They’re Okay With It, But Don’t Love It… Yet.

Again, it’s okay if users aren’t 100% happy with it. You’ve given them an opportunity to try out a product that’s going to be awesome and they see the promise in it. Give them a chance to speak their mind and let you know what they loved and what they didn’t. Then, focus on strengthening those weak points and including the features that will make it a real game-changer.

They’ll Love It As Is.

Let’s be honest, this isn’t likely to happen. But wouldn’t it be great if feedback was so scarce that you could roll with the MVP as is? Plus, think of all that time you saved yourself and money you saved your client by cutting the product back so much. Sometimes simpler is better.

Don’t forget to thank these users for their feedback and support of the product. There’s no way you could create the solution they need without their insights and so it would be in your best interest to recognize the role they play in this. In return, they’ll continue to be your product’s evangelists long after launch.

5. Design Your Landing Page Early

Although I’m not too keen on a landing page or mini-website serving solely as the MVP (for the aforementioned reason), I do think it’s a good idea to get a mobile-first landing page up while the MVP is in the works.

Gaming apps and SaaS would be especially good choices to launch a beta signup page early. Here’s an example from Hytale:

Hytale gaming app
Gaming app Hytale uses its landing page to educate users on the game and get beta users before launch. (Source: Hytale) (Large preview)

If you want your MVP to succeed, you should put some of that extra time you now have towards building out a strong landing page. Start by researching the early websites from the companies featured in this post. They all successfully explained their concepts, soft-marketed their products and convinced early users to sign up for testing.
────
_EXERCISE SET_.
**A.** In the MVP article, what does the gaming app Hytale use its landing page for?
**B.** Carry on the article about building an MVP, starting right after its final sentence.

Data records:
────
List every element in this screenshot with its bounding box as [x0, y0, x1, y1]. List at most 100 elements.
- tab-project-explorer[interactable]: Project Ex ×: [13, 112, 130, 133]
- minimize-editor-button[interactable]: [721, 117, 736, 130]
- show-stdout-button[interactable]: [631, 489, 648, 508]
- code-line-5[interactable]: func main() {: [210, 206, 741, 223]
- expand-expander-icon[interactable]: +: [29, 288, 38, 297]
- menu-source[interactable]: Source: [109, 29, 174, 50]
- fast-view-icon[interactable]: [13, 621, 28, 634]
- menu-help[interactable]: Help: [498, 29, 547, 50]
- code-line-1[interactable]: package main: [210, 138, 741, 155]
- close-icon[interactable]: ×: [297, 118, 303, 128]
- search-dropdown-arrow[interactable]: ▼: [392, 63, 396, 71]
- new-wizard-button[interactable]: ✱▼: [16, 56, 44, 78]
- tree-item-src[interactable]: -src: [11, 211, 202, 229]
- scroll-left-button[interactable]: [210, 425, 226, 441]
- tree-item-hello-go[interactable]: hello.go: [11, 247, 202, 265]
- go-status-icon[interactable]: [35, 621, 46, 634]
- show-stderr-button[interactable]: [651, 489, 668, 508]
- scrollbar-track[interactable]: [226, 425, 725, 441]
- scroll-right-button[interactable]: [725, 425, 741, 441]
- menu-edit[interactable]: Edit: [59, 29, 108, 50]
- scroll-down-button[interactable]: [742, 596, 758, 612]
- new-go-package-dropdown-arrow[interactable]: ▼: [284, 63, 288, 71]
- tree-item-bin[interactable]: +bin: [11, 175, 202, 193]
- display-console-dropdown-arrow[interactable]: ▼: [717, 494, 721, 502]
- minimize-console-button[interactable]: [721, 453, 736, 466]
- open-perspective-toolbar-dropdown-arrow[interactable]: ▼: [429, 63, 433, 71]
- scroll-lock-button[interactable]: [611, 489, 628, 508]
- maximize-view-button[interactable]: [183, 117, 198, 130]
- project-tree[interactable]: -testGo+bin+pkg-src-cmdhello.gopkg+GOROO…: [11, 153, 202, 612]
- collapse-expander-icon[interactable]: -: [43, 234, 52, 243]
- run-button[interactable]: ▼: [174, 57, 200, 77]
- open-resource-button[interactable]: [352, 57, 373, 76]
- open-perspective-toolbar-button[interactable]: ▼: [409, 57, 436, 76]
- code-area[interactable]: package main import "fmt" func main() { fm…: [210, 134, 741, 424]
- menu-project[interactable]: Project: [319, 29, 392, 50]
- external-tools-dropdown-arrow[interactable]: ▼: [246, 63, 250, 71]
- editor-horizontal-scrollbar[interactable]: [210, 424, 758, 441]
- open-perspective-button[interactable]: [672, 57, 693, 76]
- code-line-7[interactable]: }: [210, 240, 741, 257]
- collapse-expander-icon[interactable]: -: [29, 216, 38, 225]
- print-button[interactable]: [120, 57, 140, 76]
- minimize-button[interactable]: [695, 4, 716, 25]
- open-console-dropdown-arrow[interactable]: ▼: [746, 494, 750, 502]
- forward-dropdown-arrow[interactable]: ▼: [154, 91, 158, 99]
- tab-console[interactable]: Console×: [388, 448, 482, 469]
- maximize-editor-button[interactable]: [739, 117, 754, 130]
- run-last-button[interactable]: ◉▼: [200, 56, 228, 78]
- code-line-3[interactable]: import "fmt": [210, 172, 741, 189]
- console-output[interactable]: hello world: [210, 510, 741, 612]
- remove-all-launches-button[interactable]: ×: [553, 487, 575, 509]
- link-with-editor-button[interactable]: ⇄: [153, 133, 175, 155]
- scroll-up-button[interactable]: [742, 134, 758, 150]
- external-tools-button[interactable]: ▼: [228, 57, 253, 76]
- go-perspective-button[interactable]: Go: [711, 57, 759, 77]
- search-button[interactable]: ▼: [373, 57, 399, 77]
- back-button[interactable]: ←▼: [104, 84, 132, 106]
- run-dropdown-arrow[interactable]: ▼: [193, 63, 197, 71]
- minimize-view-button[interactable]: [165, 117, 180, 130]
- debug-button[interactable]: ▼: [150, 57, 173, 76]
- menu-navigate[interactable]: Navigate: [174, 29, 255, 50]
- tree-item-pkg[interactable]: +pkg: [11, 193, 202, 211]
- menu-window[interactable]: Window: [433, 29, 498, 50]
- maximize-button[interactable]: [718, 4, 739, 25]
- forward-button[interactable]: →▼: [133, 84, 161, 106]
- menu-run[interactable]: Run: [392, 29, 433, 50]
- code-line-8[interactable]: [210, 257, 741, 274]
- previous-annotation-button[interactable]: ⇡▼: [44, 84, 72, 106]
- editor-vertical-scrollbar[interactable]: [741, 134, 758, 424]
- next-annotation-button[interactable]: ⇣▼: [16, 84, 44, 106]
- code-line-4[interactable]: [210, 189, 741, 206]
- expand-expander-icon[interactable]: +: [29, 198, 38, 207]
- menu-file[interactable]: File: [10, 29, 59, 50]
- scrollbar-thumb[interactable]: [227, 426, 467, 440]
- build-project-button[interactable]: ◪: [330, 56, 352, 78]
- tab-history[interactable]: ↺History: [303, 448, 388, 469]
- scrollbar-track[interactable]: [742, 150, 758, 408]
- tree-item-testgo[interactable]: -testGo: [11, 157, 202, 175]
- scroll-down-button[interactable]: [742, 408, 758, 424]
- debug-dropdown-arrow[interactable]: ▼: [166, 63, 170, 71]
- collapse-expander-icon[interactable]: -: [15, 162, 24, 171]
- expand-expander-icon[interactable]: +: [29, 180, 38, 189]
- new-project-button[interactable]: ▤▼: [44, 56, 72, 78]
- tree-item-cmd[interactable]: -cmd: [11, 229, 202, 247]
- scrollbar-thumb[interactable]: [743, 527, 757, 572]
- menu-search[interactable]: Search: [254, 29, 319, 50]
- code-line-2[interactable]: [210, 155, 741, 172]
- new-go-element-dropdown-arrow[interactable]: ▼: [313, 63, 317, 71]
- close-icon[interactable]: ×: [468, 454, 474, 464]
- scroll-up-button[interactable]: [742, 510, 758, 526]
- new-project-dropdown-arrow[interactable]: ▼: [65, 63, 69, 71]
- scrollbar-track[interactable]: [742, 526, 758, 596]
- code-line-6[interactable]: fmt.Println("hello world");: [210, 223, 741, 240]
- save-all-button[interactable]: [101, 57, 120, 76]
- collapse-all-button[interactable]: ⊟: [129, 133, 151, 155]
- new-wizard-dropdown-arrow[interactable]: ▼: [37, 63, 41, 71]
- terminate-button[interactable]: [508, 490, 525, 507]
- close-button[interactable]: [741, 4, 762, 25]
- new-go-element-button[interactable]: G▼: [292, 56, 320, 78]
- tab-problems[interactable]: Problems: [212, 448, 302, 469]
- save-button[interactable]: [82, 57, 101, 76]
────
_RESPONSES BY ITEM NUMBER_.
**A.** To educate users on the game and get beta users before launch.

**B.**
While you’re at it, you should set up your blog, social media accounts and community features (with an active newsletter), too. You never know. Someone might find the announcement of your MVP somewhere other than Google search and decide they want to bookmark the site or sign up early to be a beta tester.

It’s never too soon to start getting buy-in from your user set!

6. Define Your Success Criteria

Last but not least, you have to decide how you’re going to measure the success of your MVP. Because it’s not just about the quality of feedback.

Consider the following:

  • How many visitors visited your landing page?
  • How many of those people signed up for the beta?
  • How many users did you retain over a set period (1 month, 3 months, etc.)?
  • How many people provided feedback and was it a substantial enough set to make solid decisions about the product design and features going forward?
  • Did the demographics of your user set match the audience you designed the app for? Why do you think that was?
  • How much time, on average, did users spend inside the app?
  • Which features did they spend the most time with? The least?
  • Which features received the most favorable feedback? The least?
  • Were there certain users who had a positive experience with the product? What made them different?

Take all of the information you gathered — from the original landing page, the beta testers, the usage data and so on — and really look over it all. What is it telling you about the MVP you’ve designed? And, now, what are you going to do with it?

Will you leave it as is or build it out to the full product it’s meant to be and that users want?

Will it be easy to attract and acquire customers based on the usage data you’ve collected? What’s more, will you be able to retain those users or is it more cost-effective to keep your app browser-side instead of in native app form?

And, finally, how much can and should you charge for access to the product? Will it ultimately make the company profitable or is there just not enough interest (at least in the monetization side of things) to make this a worthwhile venture?

I know I’m leaving you with a lot of questions, but there’s a lot you’re going to need to sort out once the tests begin. Plus, it’s the whole reason you created an MVP in the first place. This user feedback is invaluable to the process and is the only way you’re going to know if it’s a product worth pushing out to the market or taking back to the drawing board.